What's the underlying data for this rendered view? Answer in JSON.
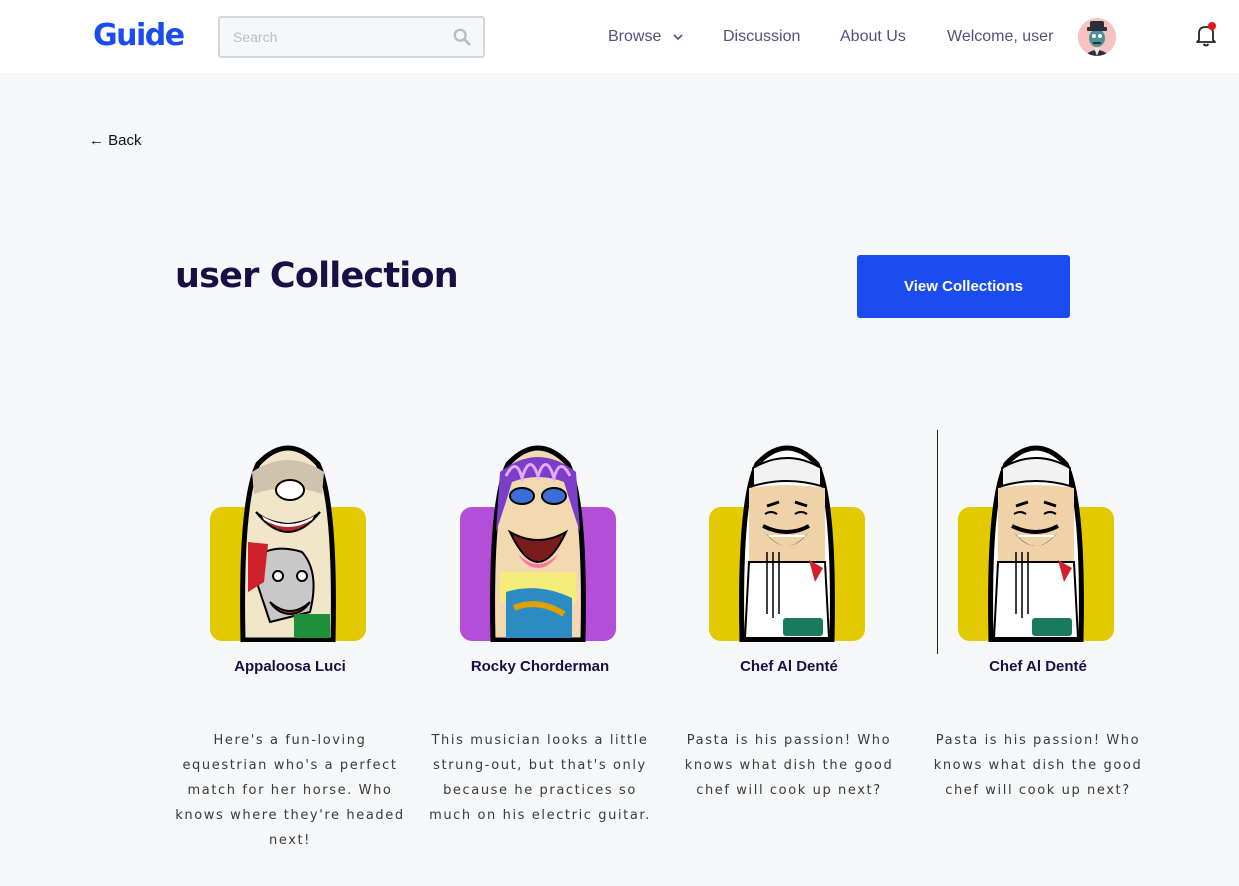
{
  "header": {
    "logo": "Guide",
    "search": {
      "placeholder": "Search",
      "value": ""
    },
    "nav": [
      {
        "label": "Browse",
        "has_dropdown": true
      },
      {
        "label": "Discussion"
      },
      {
        "label": "About Us"
      }
    ],
    "welcome": "Welcome, user",
    "notification_badge_color": "#e8141b"
  },
  "back_label": "← Back",
  "page_title": "user Collection",
  "view_collections_label": "View Collections",
  "colors": {
    "accent": "#1a4cf0",
    "title": "#1a0f45",
    "background": "#f6f7f8"
  },
  "cards": [
    {
      "name": "Appaloosa Luci",
      "description": "Here's a fun-loving equestrian who's a perfect match for her horse. Who knows where they're headed next!",
      "bg_color": "#e2c900"
    },
    {
      "name": "Rocky Chorderman",
      "description": "This musician looks a little strung-out, but that's only because he practices so much on his electric guitar.",
      "bg_color": "#b44ed8"
    },
    {
      "name": "Chef Al Denté",
      "description": "Pasta is his passion! Who knows what dish the good chef will cook up next?",
      "bg_color": "#e2c900"
    },
    {
      "name": "Chef Al Denté",
      "description": "Pasta is his passion! Who knows what dish the good chef will cook up next?",
      "bg_color": "#e2c900"
    }
  ]
}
------------------------------------------------------------------------
### REQUIRED WORK
Transcribe the material as is, with images omitted.

### ANSWER TO THIS EXERCISE
What's the underlying data for this rendered view? Answer in JSON.
{
  "header": {
    "logo": "Guide",
    "search": {
      "placeholder": "Search",
      "value": ""
    },
    "nav": [
      {
        "label": "Browse",
        "has_dropdown": true
      },
      {
        "label": "Discussion"
      },
      {
        "label": "About Us"
      }
    ],
    "welcome": "Welcome, user",
    "notification_badge_color": "#e8141b"
  },
  "back_label": "← Back",
  "page_title": "user Collection",
  "view_collections_label": "View Collections",
  "colors": {
    "accent": "#1a4cf0",
    "title": "#1a0f45",
    "background": "#f6f7f8"
  },
  "cards": [
    {
      "name": "Appaloosa Luci",
      "description": "Here's a fun-loving equestrian who's a perfect match for her horse. Who knows where they're headed next!",
      "bg_color": "#e2c900"
    },
    {
      "name": "Rocky Chorderman",
      "description": "This musician looks a little strung-out, but that's only because he practices so much on his electric guitar.",
      "bg_color": "#b44ed8"
    },
    {
      "name": "Chef Al Denté",
      "description": "Pasta is his passion! Who knows what dish the good chef will cook up next?",
      "bg_color": "#e2c900"
    },
    {
      "name": "Chef Al Denté",
      "description": "Pasta is his passion! Who knows what dish the good chef will cook up next?",
      "bg_color": "#e2c900"
    }
  ]
}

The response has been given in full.